- _Directions_:
Locate the string "Advanced" in the records below. Copy every line where it occurs.

(Dataset items)
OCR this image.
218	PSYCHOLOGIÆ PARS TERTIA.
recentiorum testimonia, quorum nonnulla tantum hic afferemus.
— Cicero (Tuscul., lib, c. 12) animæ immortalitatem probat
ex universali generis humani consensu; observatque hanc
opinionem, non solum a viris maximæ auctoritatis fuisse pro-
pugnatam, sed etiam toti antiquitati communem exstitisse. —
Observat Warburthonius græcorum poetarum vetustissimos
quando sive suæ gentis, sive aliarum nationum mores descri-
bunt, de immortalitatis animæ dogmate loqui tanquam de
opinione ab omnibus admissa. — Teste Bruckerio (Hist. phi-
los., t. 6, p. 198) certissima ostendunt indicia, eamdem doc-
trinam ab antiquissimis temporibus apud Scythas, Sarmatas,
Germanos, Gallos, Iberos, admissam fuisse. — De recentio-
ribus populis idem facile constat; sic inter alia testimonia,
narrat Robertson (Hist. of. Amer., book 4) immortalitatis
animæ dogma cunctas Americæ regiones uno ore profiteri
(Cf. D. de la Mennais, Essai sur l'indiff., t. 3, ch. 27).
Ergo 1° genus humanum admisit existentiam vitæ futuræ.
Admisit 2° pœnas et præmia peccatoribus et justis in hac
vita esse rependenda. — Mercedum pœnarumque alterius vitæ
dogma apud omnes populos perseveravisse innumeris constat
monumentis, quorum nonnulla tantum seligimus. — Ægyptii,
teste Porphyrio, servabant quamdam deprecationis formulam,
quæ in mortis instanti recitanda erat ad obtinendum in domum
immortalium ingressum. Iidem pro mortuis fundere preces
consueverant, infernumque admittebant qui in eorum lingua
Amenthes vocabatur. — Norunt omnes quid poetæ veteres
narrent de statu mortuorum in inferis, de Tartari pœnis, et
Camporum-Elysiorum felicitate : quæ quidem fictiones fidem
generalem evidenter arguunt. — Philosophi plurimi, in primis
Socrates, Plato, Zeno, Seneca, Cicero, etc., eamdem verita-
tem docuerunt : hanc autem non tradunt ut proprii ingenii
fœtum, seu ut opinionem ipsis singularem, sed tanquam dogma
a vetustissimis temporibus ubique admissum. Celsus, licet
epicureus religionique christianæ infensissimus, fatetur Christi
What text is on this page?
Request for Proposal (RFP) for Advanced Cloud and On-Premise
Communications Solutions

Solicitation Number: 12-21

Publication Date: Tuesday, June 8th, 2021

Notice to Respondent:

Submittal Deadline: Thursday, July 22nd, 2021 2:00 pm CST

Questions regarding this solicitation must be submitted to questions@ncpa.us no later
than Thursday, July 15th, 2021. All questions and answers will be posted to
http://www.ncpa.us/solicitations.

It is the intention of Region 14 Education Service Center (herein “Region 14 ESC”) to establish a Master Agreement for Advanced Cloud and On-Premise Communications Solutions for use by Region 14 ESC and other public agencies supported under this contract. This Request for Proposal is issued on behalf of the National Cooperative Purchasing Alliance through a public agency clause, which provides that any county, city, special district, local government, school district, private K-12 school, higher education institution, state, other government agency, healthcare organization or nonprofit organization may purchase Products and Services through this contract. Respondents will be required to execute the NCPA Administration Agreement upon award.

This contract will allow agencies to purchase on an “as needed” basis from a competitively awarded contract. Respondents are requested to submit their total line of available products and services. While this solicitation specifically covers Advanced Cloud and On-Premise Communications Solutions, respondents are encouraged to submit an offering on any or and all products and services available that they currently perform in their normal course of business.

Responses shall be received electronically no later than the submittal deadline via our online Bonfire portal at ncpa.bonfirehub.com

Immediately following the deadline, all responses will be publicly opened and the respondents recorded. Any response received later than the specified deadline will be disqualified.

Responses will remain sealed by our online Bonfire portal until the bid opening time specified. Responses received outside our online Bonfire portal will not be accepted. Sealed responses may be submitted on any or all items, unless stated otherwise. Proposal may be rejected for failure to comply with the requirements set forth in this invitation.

- _Task solution_:
Request for Proposal (RFP) for Advanced Cloud and On-Premise
It is the intention of Region 14 Education Service Center (herein “Region 14 ESC”) to establish a Master Agreement for Advanced Cloud and On-Premise Communications Solutions for use by Region 14 ESC and other public agencies supported under this contract. This Request for Proposal is issued on behalf of the National Cooperative Purchasing Alliance through a public agency clause, which provides that any county, city, special district, local government, school district, private K-12 school, higher education institution, state, other government agency, healthcare organization or nonprofit organization may purchase Products and Services through this contract. Respondents will be required to execute the NCPA Administration Agreement upon award.
This contract will allow agencies to purchase on an “as needed” basis from a competitively awarded contract. Respondents are requested to submit their total line of available products and services. While this solicitation specifically covers Advanced Cloud and On-Premise Communications Solutions, respondents are encouraged to submit an offering on any or and all products and services available that they currently perform in their normal course of business.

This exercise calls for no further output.